SET TASK
Return each line of the listing that contains the string "FXCM".

-- START OF SUPPLIED MATERIAL --

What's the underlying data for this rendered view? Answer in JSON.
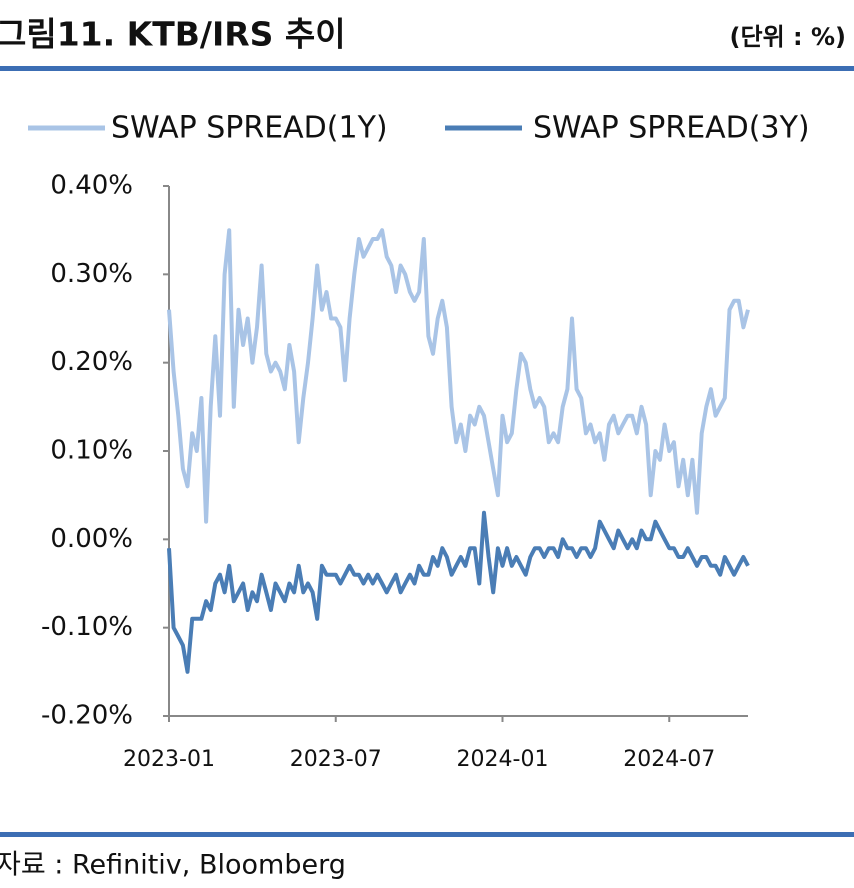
{
  "chart_data": {
    "type": "line",
    "title": "그림11. KTB/IRS 추이",
    "unit": "(단위 : %)",
    "source": "자료 : Refinitiv, Bloomberg",
    "categories": [
      "2023-01",
      null,
      null,
      null,
      null,
      null,
      null,
      null,
      null,
      null,
      null,
      null,
      null,
      null,
      null,
      null,
      null,
      null,
      null,
      null,
      null,
      null,
      null,
      null,
      null,
      null,
      null,
      null,
      null,
      null,
      null,
      null,
      null,
      null,
      null,
      null,
      "2023-07",
      null,
      null,
      null,
      null,
      null,
      null,
      null,
      null,
      null,
      null,
      null,
      null,
      null,
      null,
      null,
      null,
      null,
      null,
      null,
      null,
      null,
      null,
      null,
      null,
      null,
      null,
      null,
      null,
      null,
      null,
      null,
      null,
      null,
      null,
      null,
      "2024-01",
      null,
      null,
      null,
      null,
      null,
      null,
      null,
      null,
      null,
      null,
      null,
      null,
      null,
      null,
      null,
      null,
      null,
      null,
      null,
      null,
      null,
      null,
      null,
      null,
      null,
      null,
      null,
      null,
      null,
      null,
      null,
      null,
      null,
      null,
      null,
      "2024-07",
      null,
      null,
      null,
      null,
      null,
      null,
      null,
      null,
      null,
      null,
      null,
      null,
      null,
      null,
      null,
      null,
      null
    ],
    "series": [
      {
        "name": "SWAP SPREAD(1Y)",
        "color": "#a9c4e6",
        "values": [
          0.26,
          0.19,
          0.14,
          0.08,
          0.06,
          0.12,
          0.1,
          0.16,
          0.02,
          0.15,
          0.23,
          0.14,
          0.3,
          0.35,
          0.15,
          0.26,
          0.22,
          0.25,
          0.2,
          0.24,
          0.31,
          0.21,
          0.19,
          0.2,
          0.19,
          0.17,
          0.22,
          0.19,
          0.11,
          0.16,
          0.2,
          0.25,
          0.31,
          0.26,
          0.28,
          0.25,
          0.25,
          0.24,
          0.18,
          0.25,
          0.3,
          0.34,
          0.32,
          0.33,
          0.34,
          0.34,
          0.35,
          0.32,
          0.31,
          0.28,
          0.31,
          0.3,
          0.28,
          0.27,
          0.28,
          0.34,
          0.23,
          0.21,
          0.25,
          0.27,
          0.24,
          0.15,
          0.11,
          0.13,
          0.1,
          0.14,
          0.13,
          0.15,
          0.14,
          0.11,
          0.08,
          0.05,
          0.14,
          0.11,
          0.12,
          0.17,
          0.21,
          0.2,
          0.17,
          0.15,
          0.16,
          0.15,
          0.11,
          0.12,
          0.11,
          0.15,
          0.17,
          0.25,
          0.17,
          0.16,
          0.12,
          0.13,
          0.11,
          0.12,
          0.09,
          0.13,
          0.14,
          0.12,
          0.13,
          0.14,
          0.14,
          0.12,
          0.15,
          0.13,
          0.05,
          0.1,
          0.09,
          0.13,
          0.1,
          0.11,
          0.06,
          0.09,
          0.05,
          0.09,
          0.03,
          0.12,
          0.15,
          0.17,
          0.14,
          0.15,
          0.16,
          0.26,
          0.27,
          0.27,
          0.24,
          0.26
        ]
      },
      {
        "name": "SWAP SPREAD(3Y)",
        "color": "#4a7db5",
        "values": [
          -0.01,
          -0.1,
          -0.11,
          -0.12,
          -0.15,
          -0.09,
          -0.09,
          -0.09,
          -0.07,
          -0.08,
          -0.05,
          -0.04,
          -0.06,
          -0.03,
          -0.07,
          -0.06,
          -0.05,
          -0.08,
          -0.06,
          -0.07,
          -0.04,
          -0.06,
          -0.08,
          -0.05,
          -0.06,
          -0.07,
          -0.05,
          -0.06,
          -0.03,
          -0.06,
          -0.05,
          -0.06,
          -0.09,
          -0.03,
          -0.04,
          -0.04,
          -0.04,
          -0.05,
          -0.04,
          -0.03,
          -0.04,
          -0.04,
          -0.05,
          -0.04,
          -0.05,
          -0.04,
          -0.05,
          -0.06,
          -0.05,
          -0.04,
          -0.06,
          -0.05,
          -0.04,
          -0.05,
          -0.03,
          -0.04,
          -0.04,
          -0.02,
          -0.03,
          -0.01,
          -0.02,
          -0.04,
          -0.03,
          -0.02,
          -0.03,
          -0.01,
          -0.01,
          -0.05,
          0.03,
          -0.02,
          -0.06,
          -0.01,
          -0.03,
          -0.01,
          -0.03,
          -0.02,
          -0.03,
          -0.04,
          -0.02,
          -0.01,
          -0.01,
          -0.02,
          -0.01,
          -0.01,
          -0.02,
          0.0,
          -0.01,
          -0.01,
          -0.02,
          -0.01,
          -0.01,
          -0.02,
          -0.01,
          0.02,
          0.01,
          0.0,
          -0.01,
          0.01,
          0.0,
          -0.01,
          0.0,
          -0.01,
          0.01,
          0.0,
          0.0,
          0.02,
          0.01,
          0.0,
          -0.01,
          -0.01,
          -0.02,
          -0.02,
          -0.01,
          -0.02,
          -0.03,
          -0.02,
          -0.02,
          -0.03,
          -0.03,
          -0.04,
          -0.02,
          -0.03,
          -0.04,
          -0.03,
          -0.02,
          -0.03
        ]
      }
    ],
    "ylim": [
      -0.2,
      0.4
    ],
    "yticks": [
      {
        "value": -0.2,
        "label": "-0.20%"
      },
      {
        "value": -0.1,
        "label": "-0.10%"
      },
      {
        "value": 0,
        "label": "0.00%"
      },
      {
        "value": 0.1,
        "label": "0.10%"
      },
      {
        "value": 0.2,
        "label": "0.20%"
      },
      {
        "value": 0.3,
        "label": "0.30%"
      },
      {
        "value": 0.4,
        "label": "0.40%"
      }
    ],
    "grid": false,
    "legend": "top"
  }
}
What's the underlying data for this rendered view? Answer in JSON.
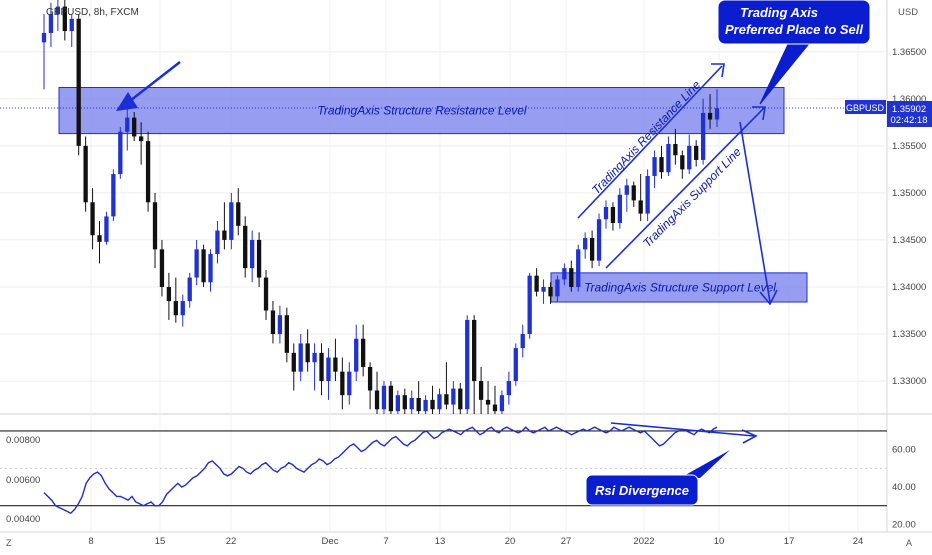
{
  "header": {
    "symbol_info": "GBPUSD, 8h, FXCM",
    "currency": "USD"
  },
  "price_tag": {
    "symbol": "GBPUSD",
    "price": "1.35902",
    "countdown": "02:42:18"
  },
  "annotations": {
    "sell_callout_line1": "Trading Axis",
    "sell_callout_line2": "Preferred Place to Sell",
    "resistance_zone": "TradingAxis Structure Resistance Level",
    "support_zone": "TradingAxis Structure Support Level",
    "resistance_line": "TradingAxis Resistance Line",
    "support_line": "TradingAxis Support Line",
    "rsi_callout": "Rsi Divergence"
  },
  "time_axis": {
    "left_marker": "Z",
    "right_marker": "A",
    "labels": [
      "8",
      "15",
      "22",
      "Dec",
      "7",
      "13",
      "20",
      "27",
      "2022",
      "10",
      "17",
      "24"
    ]
  },
  "colors": {
    "bull": "#2132d3",
    "bear": "#111111",
    "zone_fill": "#6f77ea",
    "zone_border": "#2130c8",
    "annotation_blue": "#1a2fd6",
    "callout_bg": "#0a1ed0",
    "rsi_line": "#1e2ec8",
    "price_tag_bg": "#2132d3"
  },
  "chart_data": [
    {
      "type": "candlestick",
      "title": "GBPUSD, 8h, FXCM",
      "y_ticks": [
        "1.36500",
        "1.36000",
        "1.35500",
        "1.35000",
        "1.34500",
        "1.34000",
        "1.33500",
        "1.33000"
      ],
      "ylim": [
        1.3265,
        1.3705
      ],
      "current_price": 1.35902,
      "resistance_zone": [
        1.3563,
        1.3612
      ],
      "support_zone": [
        1.3384,
        1.3415
      ],
      "candles": [
        {
          "o": 1.366,
          "h": 1.369,
          "l": 1.361,
          "c": 1.367
        },
        {
          "o": 1.367,
          "h": 1.3702,
          "l": 1.3655,
          "c": 1.369
        },
        {
          "o": 1.369,
          "h": 1.371,
          "l": 1.3672,
          "c": 1.3698
        },
        {
          "o": 1.3698,
          "h": 1.3705,
          "l": 1.3662,
          "c": 1.3672
        },
        {
          "o": 1.3672,
          "h": 1.369,
          "l": 1.3655,
          "c": 1.3685
        },
        {
          "o": 1.3685,
          "h": 1.369,
          "l": 1.354,
          "c": 1.355
        },
        {
          "o": 1.355,
          "h": 1.356,
          "l": 1.348,
          "c": 1.349
        },
        {
          "o": 1.349,
          "h": 1.3505,
          "l": 1.344,
          "c": 1.3455
        },
        {
          "o": 1.3455,
          "h": 1.347,
          "l": 1.3425,
          "c": 1.3448
        },
        {
          "o": 1.3448,
          "h": 1.348,
          "l": 1.3445,
          "c": 1.3475
        },
        {
          "o": 1.3475,
          "h": 1.3525,
          "l": 1.347,
          "c": 1.352
        },
        {
          "o": 1.352,
          "h": 1.357,
          "l": 1.3515,
          "c": 1.3565
        },
        {
          "o": 1.3565,
          "h": 1.36,
          "l": 1.3545,
          "c": 1.358
        },
        {
          "o": 1.358,
          "h": 1.3586,
          "l": 1.3555,
          "c": 1.356
        },
        {
          "o": 1.356,
          "h": 1.3575,
          "l": 1.353,
          "c": 1.3555
        },
        {
          "o": 1.3555,
          "h": 1.3565,
          "l": 1.348,
          "c": 1.349
        },
        {
          "o": 1.349,
          "h": 1.35,
          "l": 1.342,
          "c": 1.344
        },
        {
          "o": 1.344,
          "h": 1.345,
          "l": 1.339,
          "c": 1.34
        },
        {
          "o": 1.34,
          "h": 1.3415,
          "l": 1.3365,
          "c": 1.3385
        },
        {
          "o": 1.3385,
          "h": 1.341,
          "l": 1.3362,
          "c": 1.337
        },
        {
          "o": 1.337,
          "h": 1.3392,
          "l": 1.3358,
          "c": 1.3385
        },
        {
          "o": 1.3385,
          "h": 1.3415,
          "l": 1.3378,
          "c": 1.341
        },
        {
          "o": 1.341,
          "h": 1.345,
          "l": 1.3402,
          "c": 1.344
        },
        {
          "o": 1.344,
          "h": 1.3445,
          "l": 1.34,
          "c": 1.3405
        },
        {
          "o": 1.3405,
          "h": 1.344,
          "l": 1.3395,
          "c": 1.3435
        },
        {
          "o": 1.3435,
          "h": 1.347,
          "l": 1.3425,
          "c": 1.346
        },
        {
          "o": 1.346,
          "h": 1.349,
          "l": 1.344,
          "c": 1.345
        },
        {
          "o": 1.345,
          "h": 1.35,
          "l": 1.344,
          "c": 1.349
        },
        {
          "o": 1.349,
          "h": 1.3505,
          "l": 1.3455,
          "c": 1.3465
        },
        {
          "o": 1.3465,
          "h": 1.3475,
          "l": 1.341,
          "c": 1.342
        },
        {
          "o": 1.342,
          "h": 1.346,
          "l": 1.3405,
          "c": 1.345
        },
        {
          "o": 1.345,
          "h": 1.3458,
          "l": 1.34,
          "c": 1.341
        },
        {
          "o": 1.341,
          "h": 1.3418,
          "l": 1.3365,
          "c": 1.3375
        },
        {
          "o": 1.3375,
          "h": 1.3385,
          "l": 1.334,
          "c": 1.335
        },
        {
          "o": 1.335,
          "h": 1.338,
          "l": 1.334,
          "c": 1.337
        },
        {
          "o": 1.337,
          "h": 1.3378,
          "l": 1.332,
          "c": 1.333
        },
        {
          "o": 1.333,
          "h": 1.334,
          "l": 1.329,
          "c": 1.331
        },
        {
          "o": 1.331,
          "h": 1.335,
          "l": 1.33,
          "c": 1.334
        },
        {
          "o": 1.334,
          "h": 1.3355,
          "l": 1.331,
          "c": 1.332
        },
        {
          "o": 1.332,
          "h": 1.334,
          "l": 1.329,
          "c": 1.333
        },
        {
          "o": 1.333,
          "h": 1.334,
          "l": 1.3285,
          "c": 1.33
        },
        {
          "o": 1.33,
          "h": 1.3335,
          "l": 1.328,
          "c": 1.3325
        },
        {
          "o": 1.3325,
          "h": 1.3345,
          "l": 1.33,
          "c": 1.331
        },
        {
          "o": 1.331,
          "h": 1.3325,
          "l": 1.327,
          "c": 1.3285
        },
        {
          "o": 1.3285,
          "h": 1.332,
          "l": 1.3275,
          "c": 1.331
        },
        {
          "o": 1.331,
          "h": 1.336,
          "l": 1.33,
          "c": 1.3345
        },
        {
          "o": 1.3345,
          "h": 1.336,
          "l": 1.3305,
          "c": 1.3315
        },
        {
          "o": 1.3315,
          "h": 1.332,
          "l": 1.327,
          "c": 1.329
        },
        {
          "o": 1.329,
          "h": 1.331,
          "l": 1.3265,
          "c": 1.327
        },
        {
          "o": 1.327,
          "h": 1.33,
          "l": 1.3262,
          "c": 1.3295
        },
        {
          "o": 1.3295,
          "h": 1.33,
          "l": 1.3262,
          "c": 1.3268
        },
        {
          "o": 1.3268,
          "h": 1.329,
          "l": 1.3262,
          "c": 1.3285
        },
        {
          "o": 1.3285,
          "h": 1.3292,
          "l": 1.3262,
          "c": 1.327
        },
        {
          "o": 1.327,
          "h": 1.329,
          "l": 1.3262,
          "c": 1.3282
        },
        {
          "o": 1.3282,
          "h": 1.33,
          "l": 1.3262,
          "c": 1.3268
        },
        {
          "o": 1.3268,
          "h": 1.3285,
          "l": 1.3262,
          "c": 1.328
        },
        {
          "o": 1.328,
          "h": 1.3295,
          "l": 1.3262,
          "c": 1.327
        },
        {
          "o": 1.327,
          "h": 1.3292,
          "l": 1.3262,
          "c": 1.3286
        },
        {
          "o": 1.3286,
          "h": 1.332,
          "l": 1.327,
          "c": 1.3275
        },
        {
          "o": 1.3275,
          "h": 1.33,
          "l": 1.3262,
          "c": 1.3292
        },
        {
          "o": 1.3292,
          "h": 1.3298,
          "l": 1.3262,
          "c": 1.327
        },
        {
          "o": 1.327,
          "h": 1.337,
          "l": 1.3262,
          "c": 1.3365
        },
        {
          "o": 1.3365,
          "h": 1.337,
          "l": 1.3262,
          "c": 1.33
        },
        {
          "o": 1.33,
          "h": 1.3315,
          "l": 1.3262,
          "c": 1.328
        },
        {
          "o": 1.328,
          "h": 1.33,
          "l": 1.3262,
          "c": 1.3275
        },
        {
          "o": 1.3275,
          "h": 1.3295,
          "l": 1.3262,
          "c": 1.3268
        },
        {
          "o": 1.3268,
          "h": 1.329,
          "l": 1.3262,
          "c": 1.3285
        },
        {
          "o": 1.3285,
          "h": 1.331,
          "l": 1.3275,
          "c": 1.33
        },
        {
          "o": 1.33,
          "h": 1.334,
          "l": 1.3295,
          "c": 1.3335
        },
        {
          "o": 1.3335,
          "h": 1.336,
          "l": 1.3325,
          "c": 1.335
        },
        {
          "o": 1.335,
          "h": 1.3415,
          "l": 1.3345,
          "c": 1.3412
        },
        {
          "o": 1.3412,
          "h": 1.342,
          "l": 1.339,
          "c": 1.3395
        },
        {
          "o": 1.3395,
          "h": 1.3408,
          "l": 1.3382,
          "c": 1.34
        },
        {
          "o": 1.34,
          "h": 1.3405,
          "l": 1.3382,
          "c": 1.339
        },
        {
          "o": 1.339,
          "h": 1.3412,
          "l": 1.3384,
          "c": 1.3408
        },
        {
          "o": 1.3408,
          "h": 1.3425,
          "l": 1.3402,
          "c": 1.342
        },
        {
          "o": 1.342,
          "h": 1.3428,
          "l": 1.3395,
          "c": 1.34
        },
        {
          "o": 1.34,
          "h": 1.3445,
          "l": 1.3395,
          "c": 1.344
        },
        {
          "o": 1.344,
          "h": 1.3458,
          "l": 1.343,
          "c": 1.3452
        },
        {
          "o": 1.3452,
          "h": 1.346,
          "l": 1.342,
          "c": 1.3428
        },
        {
          "o": 1.3428,
          "h": 1.3478,
          "l": 1.3422,
          "c": 1.3472
        },
        {
          "o": 1.3472,
          "h": 1.3492,
          "l": 1.3462,
          "c": 1.3485
        },
        {
          "o": 1.3485,
          "h": 1.349,
          "l": 1.346,
          "c": 1.3468
        },
        {
          "o": 1.3468,
          "h": 1.3505,
          "l": 1.3462,
          "c": 1.3498
        },
        {
          "o": 1.3498,
          "h": 1.3515,
          "l": 1.348,
          "c": 1.3508
        },
        {
          "o": 1.3508,
          "h": 1.3512,
          "l": 1.3485,
          "c": 1.3492
        },
        {
          "o": 1.3492,
          "h": 1.352,
          "l": 1.347,
          "c": 1.3478
        },
        {
          "o": 1.3478,
          "h": 1.3525,
          "l": 1.347,
          "c": 1.3518
        },
        {
          "o": 1.3518,
          "h": 1.3545,
          "l": 1.3505,
          "c": 1.3538
        },
        {
          "o": 1.3538,
          "h": 1.355,
          "l": 1.3515,
          "c": 1.3522
        },
        {
          "o": 1.3522,
          "h": 1.356,
          "l": 1.3518,
          "c": 1.3552
        },
        {
          "o": 1.3552,
          "h": 1.3568,
          "l": 1.353,
          "c": 1.354
        },
        {
          "o": 1.354,
          "h": 1.3545,
          "l": 1.3515,
          "c": 1.3525
        },
        {
          "o": 1.3525,
          "h": 1.3562,
          "l": 1.352,
          "c": 1.355
        },
        {
          "o": 1.355,
          "h": 1.3556,
          "l": 1.3528,
          "c": 1.3535
        },
        {
          "o": 1.3535,
          "h": 1.36,
          "l": 1.353,
          "c": 1.3585
        },
        {
          "o": 1.3585,
          "h": 1.3605,
          "l": 1.3568,
          "c": 1.3578
        },
        {
          "o": 1.3578,
          "h": 1.361,
          "l": 1.357,
          "c": 1.359
        }
      ]
    },
    {
      "type": "line",
      "title": "RSI",
      "y_ticks": [
        "60.00",
        "40.00",
        "20.00"
      ],
      "left_ticks": [
        "0.00800",
        "0.00600",
        "0.00400"
      ],
      "ylim": [
        17,
        78
      ],
      "levels": [
        70,
        30
      ],
      "values": [
        37,
        35,
        33,
        30,
        29,
        28,
        27,
        26,
        28,
        31,
        35,
        42,
        45,
        47,
        48,
        46,
        42,
        39,
        37,
        35,
        35,
        34,
        33,
        35,
        32,
        31,
        30,
        31,
        32,
        30,
        30,
        32,
        36,
        38,
        40,
        42,
        40,
        41,
        43,
        45,
        46,
        48,
        50,
        53,
        54,
        52,
        50,
        47,
        46,
        47,
        49,
        51,
        50,
        48,
        47,
        49,
        50,
        52,
        53,
        51,
        49,
        48,
        50,
        51,
        53,
        52,
        50,
        49,
        48,
        50,
        52,
        53,
        55,
        54,
        52,
        53,
        55,
        56,
        58,
        60,
        62,
        63,
        61,
        59,
        60,
        62,
        64,
        65,
        63,
        62,
        64,
        66,
        67,
        65,
        63,
        62,
        64,
        65,
        67,
        69,
        70,
        68,
        66,
        67,
        69,
        70,
        71,
        70,
        69,
        68,
        70,
        71,
        72,
        70,
        68,
        69,
        71,
        72,
        70,
        69,
        71,
        72,
        71,
        70,
        69,
        70,
        72,
        70,
        69,
        70,
        71,
        72,
        70,
        71,
        72,
        71,
        70,
        69,
        68,
        69,
        70,
        71,
        70,
        71,
        72,
        71,
        70,
        69,
        70,
        72,
        71,
        70,
        71,
        72,
        71,
        70,
        69,
        70,
        68,
        66,
        64,
        62,
        63,
        65,
        67,
        69,
        70,
        71,
        70,
        69,
        68,
        70,
        71,
        70,
        69,
        71,
        72
      ]
    }
  ]
}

-- END OF SUPPLIED MATERIAL --

WRITTEN REPLY
    "symbol_info": "GBPUSD, 8h, FXCM",
      "title": "GBPUSD, 8h, FXCM",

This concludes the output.